→ **GIVEN DATA**
★ ★ ★ ★ ★

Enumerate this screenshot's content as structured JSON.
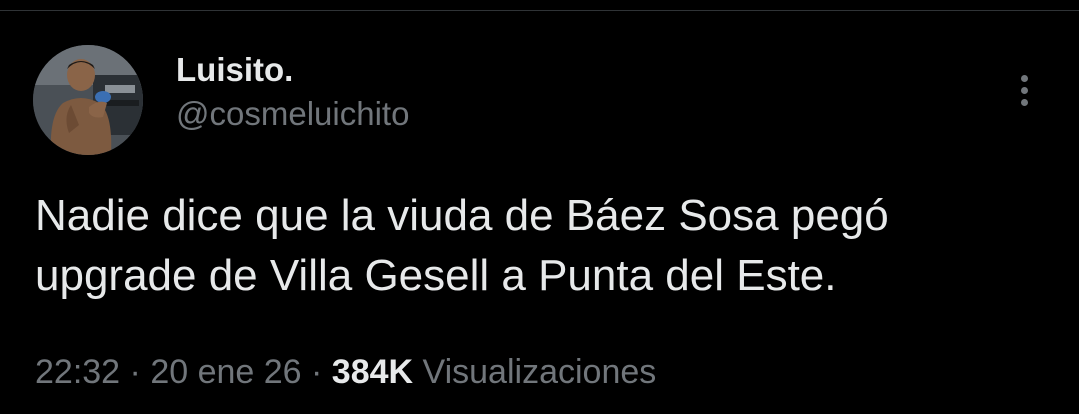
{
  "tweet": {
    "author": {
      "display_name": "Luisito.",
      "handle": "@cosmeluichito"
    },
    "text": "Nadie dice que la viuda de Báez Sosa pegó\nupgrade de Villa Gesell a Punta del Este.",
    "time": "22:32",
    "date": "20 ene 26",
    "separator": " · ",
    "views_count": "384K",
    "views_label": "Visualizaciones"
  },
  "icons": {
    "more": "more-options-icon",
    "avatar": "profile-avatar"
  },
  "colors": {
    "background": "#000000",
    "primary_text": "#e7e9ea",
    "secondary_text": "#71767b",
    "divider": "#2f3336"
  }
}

★ ★ ★ ★ ★

Repeat the data above exactly, but not the pictures.

→ **EXERCISE RESULT**
Enumerate this screenshot's content as structured JSON.
{
  "tweet": {
    "author": {
      "display_name": "Luisito.",
      "handle": "@cosmeluichito"
    },
    "text": "Nadie dice que la viuda de Báez Sosa pegó\nupgrade de Villa Gesell a Punta del Este.",
    "time": "22:32",
    "date": "20 ene 26",
    "separator": " · ",
    "views_count": "384K",
    "views_label": "Visualizaciones"
  },
  "icons": {
    "more": "more-options-icon",
    "avatar": "profile-avatar"
  },
  "colors": {
    "background": "#000000",
    "primary_text": "#e7e9ea",
    "secondary_text": "#71767b",
    "divider": "#2f3336"
  }
}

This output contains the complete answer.